__Written task__
Your answer should be one number: how many lines of the records hold the string "quatre".
----- Task material -----
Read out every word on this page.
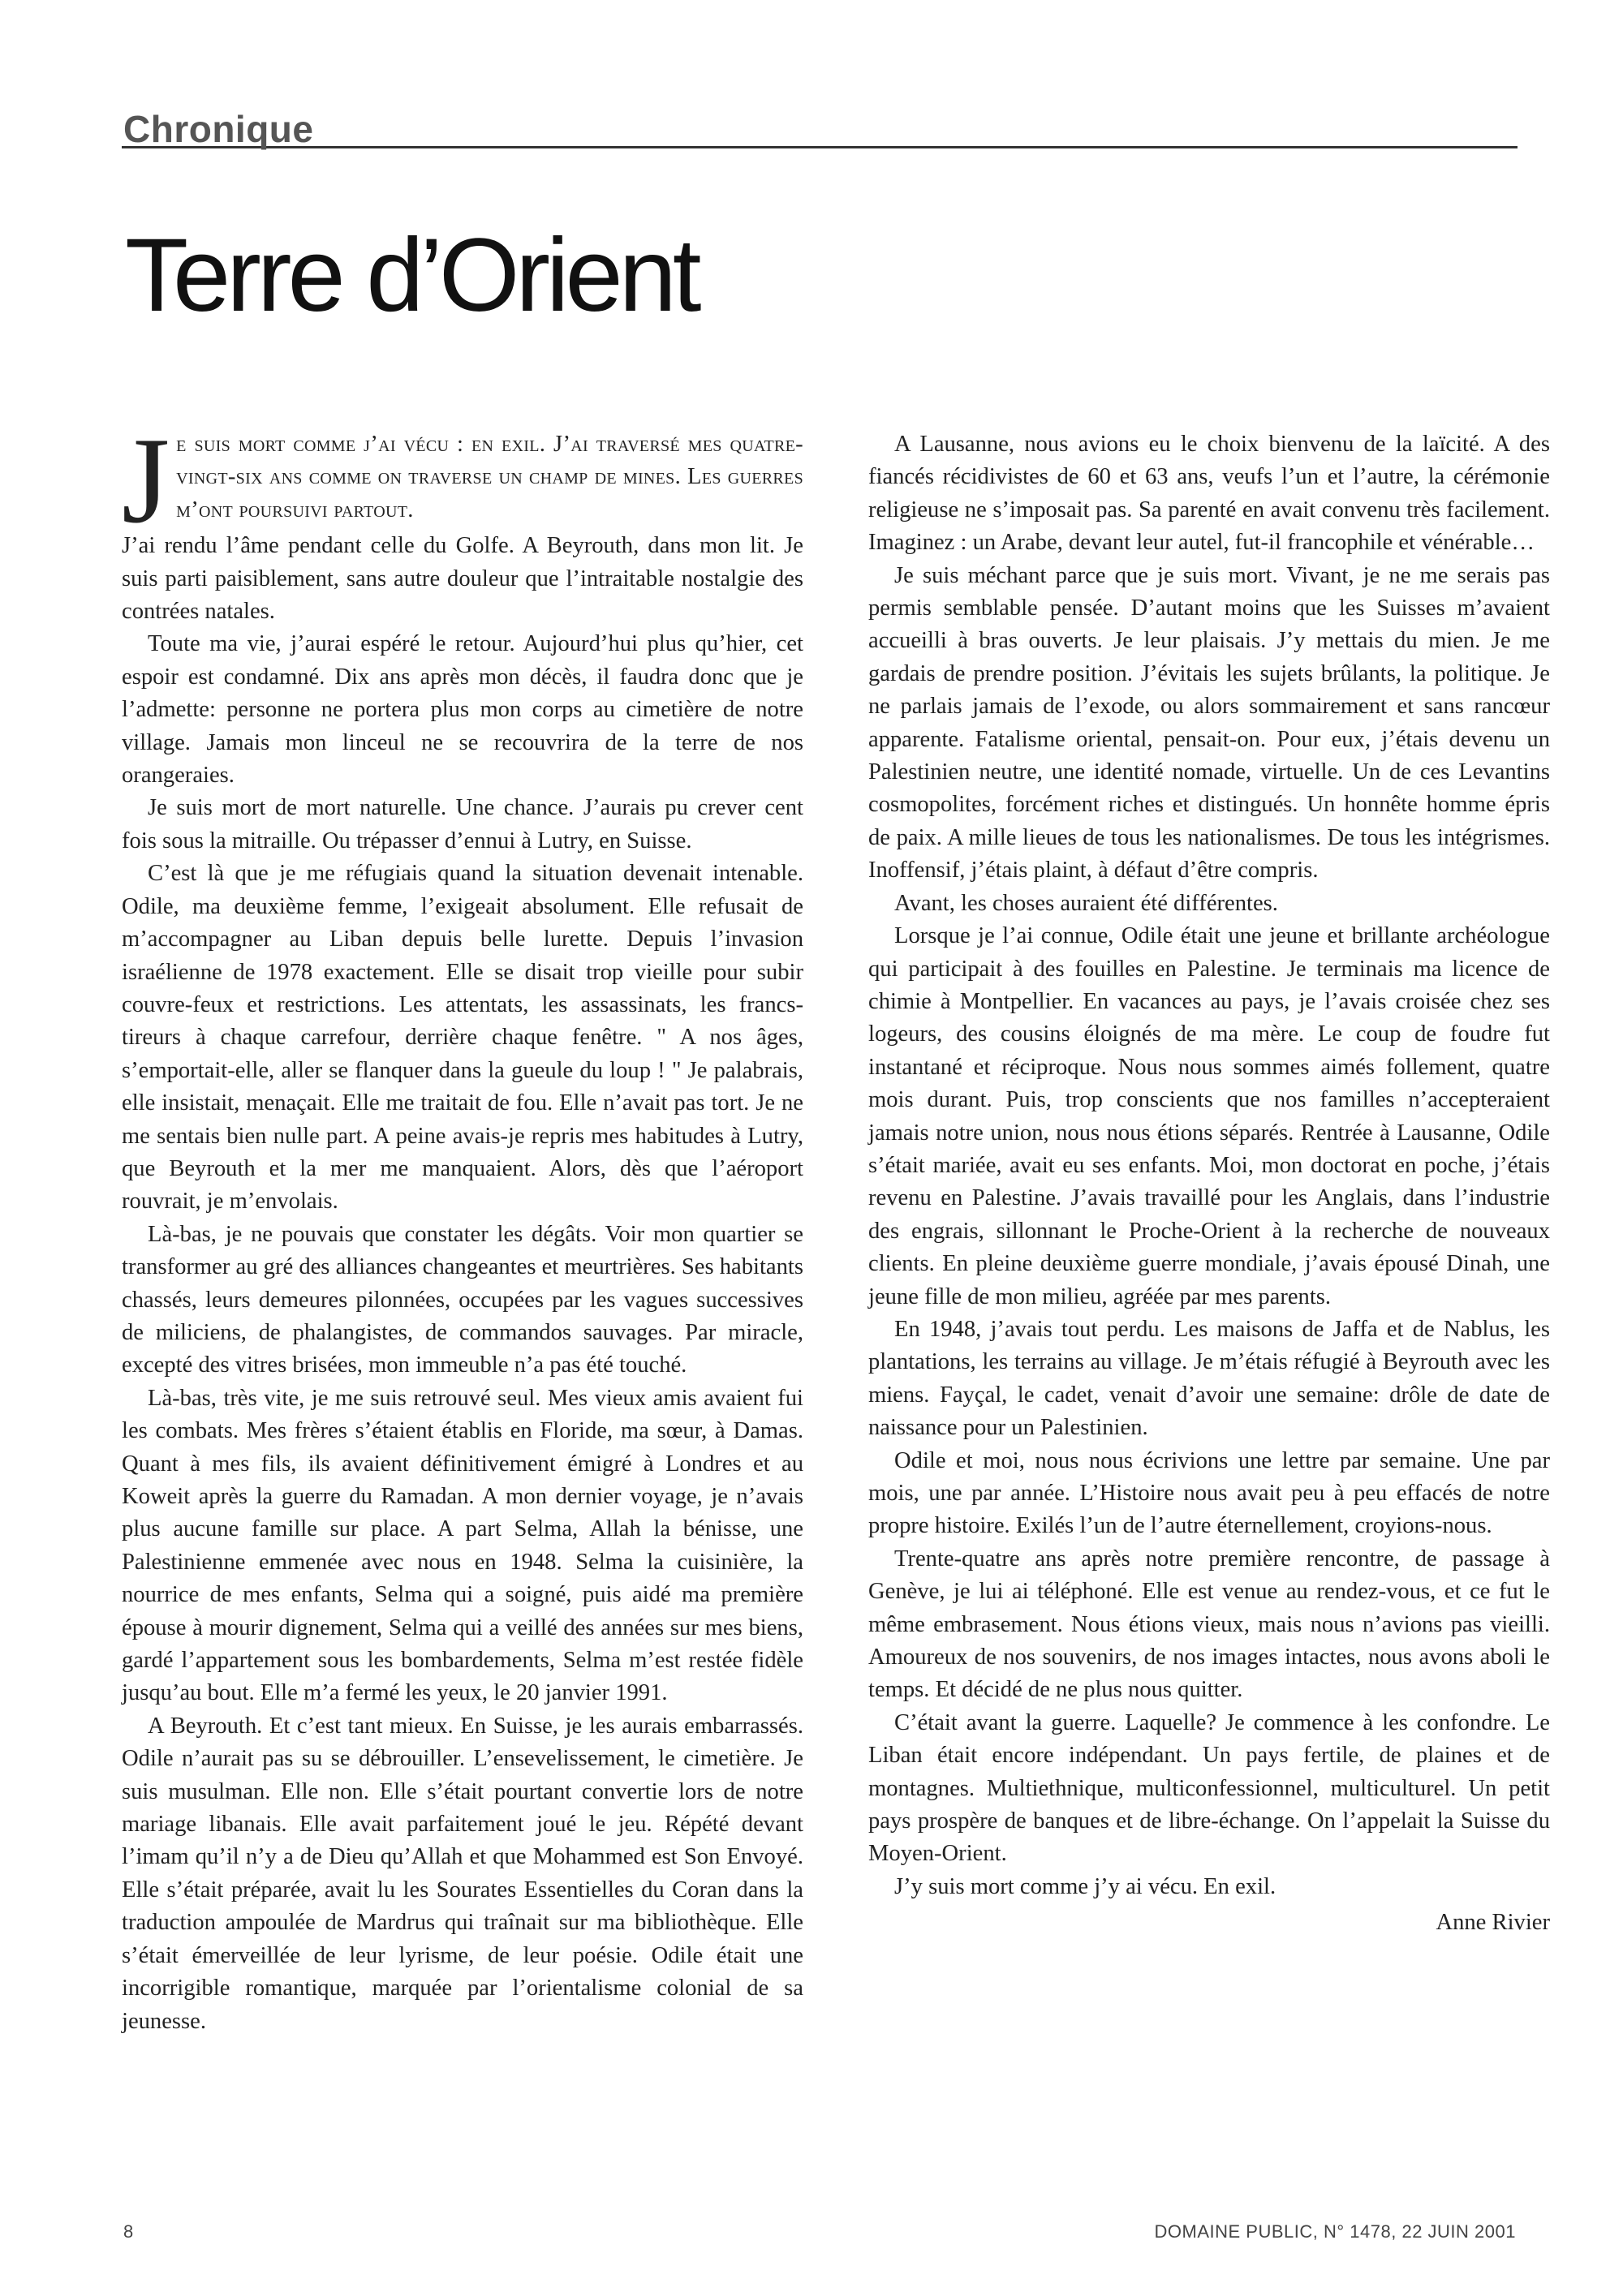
Chronique
Terre d’Orient
J e suis mort comme j’ai vécu : en exil. J’ai traversé mes quatre-vingt-six ans comme on traverse un champ de mines. Les guerres m’ont poursuivi partout.

J’ai rendu l’âme pendant celle du Golfe. A Beyrouth, dans mon lit. Je suis parti paisiblement, sans autre douleur que l’intraitable nostalgie des contrées natales.

Toute ma vie, j’aurai espéré le retour. Aujourd’hui plus qu’hier, cet espoir est condamné. Dix ans après mon décès, il faudra donc que je l’admette: personne ne portera plus mon corps au cimetière de notre village. Jamais mon linceul ne se recouvrira de la terre de nos orangeraies.

Je suis mort de mort naturelle. Une chance. J’aurais pu crever cent fois sous la mitraille. Ou trépasser d’ennui à Lutry, en Suisse.

C’est là que je me réfugiais quand la situation devenait intenable. Odile, ma deuxième femme, l’exigeait absolument. Elle refusait de m’accompagner au Liban depuis belle lurette. Depuis l’invasion israélienne de 1978 exactement. Elle se disait trop vieille pour subir couvre-feux et restrictions. Les attentats, les assassinats, les francs-tireurs à chaque carrefour, derrière chaque fenêtre. " A nos âges, s’emportait-elle, aller se flanquer dans la gueule du loup ! " Je palabrais, elle insistait, menaçait. Elle me traitait de fou. Elle n’avait pas tort. Je ne me sentais bien nulle part. A peine avais-je repris mes habitudes à Lutry, que Beyrouth et la mer me manquaient. Alors, dès que l’aéroport rouvrait, je m’envolais.

Là-bas, je ne pouvais que constater les dégâts. Voir mon quartier se transformer au gré des alliances changeantes et meurtrières. Ses habitants chassés, leurs demeures pilonnées, occupées par les vagues successives de miliciens, de phalangistes, de commandos sauvages. Par miracle, excepté des vitres brisées, mon immeuble n’a pas été touché.

Là-bas, très vite, je me suis retrouvé seul. Mes vieux amis avaient fui les combats. Mes frères s’étaient établis en Floride, ma sœur, à Damas. Quant à mes fils, ils avaient définitivement émigré à Londres et au Koweit après la guerre du Ramadan. A mon dernier voyage, je n’avais plus aucune famille sur place. A part Selma, Allah la bénisse, une Palestinienne emmenée avec nous en 1948. Selma la cuisinière, la nourrice de mes enfants, Selma qui a soigné, puis aidé ma première épouse à mourir dignement, Selma qui a veillé des années sur mes biens, gardé l’appartement sous les bombardements, Selma m’est restée fidèle jusqu’au bout. Elle m’a fermé les yeux, le 20 janvier 1991.

A Beyrouth. Et c’est tant mieux. En Suisse, je les aurais embarrassés. Odile n’aurait pas su se débrouiller. L’ensevelissement, le cimetière. Je suis musulman. Elle non. Elle s’était pourtant convertie lors de notre mariage libanais. Elle avait parfaitement joué le jeu. Répété devant l’imam qu’il n’y a de Dieu qu’Allah et que Mohammed est Son Envoyé. Elle s’était préparée, avait lu les Sourates Essentielles du Coran dans la traduction ampoulée de Mardrus qui traînait sur ma bibliothèque. Elle s’était émerveillée de leur lyrisme, de leur poésie. Odile était une incorrigible romantique, marquée par l’orientalisme colonial de sa jeunesse.

A Lausanne, nous avions eu le choix bienvenu de la laïcité. A des fiancés récidivistes de 60 et 63 ans, veufs l’un et l’autre, la cérémonie religieuse ne s’imposait pas. Sa parenté en avait convenu très facilement. Imaginez : un Arabe, devant leur autel, fut-il francophile et vénérable…

Je suis méchant parce que je suis mort. Vivant, je ne me serais pas permis semblable pensée. D’autant moins que les Suisses m’avaient accueilli à bras ouverts. Je leur plaisais. J’y mettais du mien. Je me gardais de prendre position. J’évitais les sujets brûlants, la politique. Je ne parlais jamais de l’exode, ou alors sommairement et sans rancœur apparente. Fatalisme oriental, pensait-on. Pour eux, j’étais devenu un Palestinien neutre, une identité nomade, virtuelle. Un de ces Levantins cosmopolites, forcément riches et distingués. Un honnête homme épris de paix. A mille lieues de tous les nationalismes. De tous les intégrismes. Inoffensif, j’étais plaint, à défaut d’être compris.

Avant, les choses auraient été différentes.

Lorsque je l’ai connue, Odile était une jeune et brillante archéologue qui participait à des fouilles en Palestine. Je terminais ma licence de chimie à Montpellier. En vacances au pays, je l’avais croisée chez ses logeurs, des cousins éloignés de ma mère. Le coup de foudre fut instantané et réciproque. Nous nous sommes aimés follement, quatre mois durant. Puis, trop conscients que nos familles n’accepteraient jamais notre union, nous nous étions séparés. Rentrée à Lausanne, Odile s’était mariée, avait eu ses enfants. Moi, mon doctorat en poche, j’étais revenu en Palestine. J’avais travaillé pour les Anglais, dans l’industrie des engrais, sillonnant le Proche-Orient à la recherche de nouveaux clients. En pleine deuxième guerre mondiale, j’avais épousé Dinah, une jeune fille de mon milieu, agréée par mes parents.

En 1948, j’avais tout perdu. Les maisons de Jaffa et de Nablus, les plantations, les terrains au village. Je m’étais réfugié à Beyrouth avec les miens. Fayçal, le cadet, venait d’avoir une semaine: drôle de date de naissance pour un Palestinien.

Odile et moi, nous nous écrivions une lettre par semaine. Une par mois, une par année. L’Histoire nous avait peu à peu effacés de notre propre histoire. Exilés l’un de l’autre éternellement, croyions-nous.

Trente-quatre ans après notre première rencontre, de passage à Genève, je lui ai téléphoné. Elle est venue au rendez-vous, et ce fut le même embrasement. Nous étions vieux, mais nous n’avions pas vieilli. Amoureux de nos souvenirs, de nos images intactes, nous avons aboli le temps. Et décidé de ne plus nous quitter.

C’était avant la guerre. Laquelle? Je commence à les confondre. Le Liban était encore indépendant. Un pays fertile, de plaines et de montagnes. Multiethnique, multiconfessionnel, multiculturel. Un petit pays prospère de banques et de libre-échange. On l’appelait la Suisse du Moyen-Orient.

J’y suis mort comme j’y ai vécu. En exil.

Anne Rivier
8	DOMAINE PUBLIC, N° 1478, 22 JUIN 2001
-----
__Output for this exercise__
3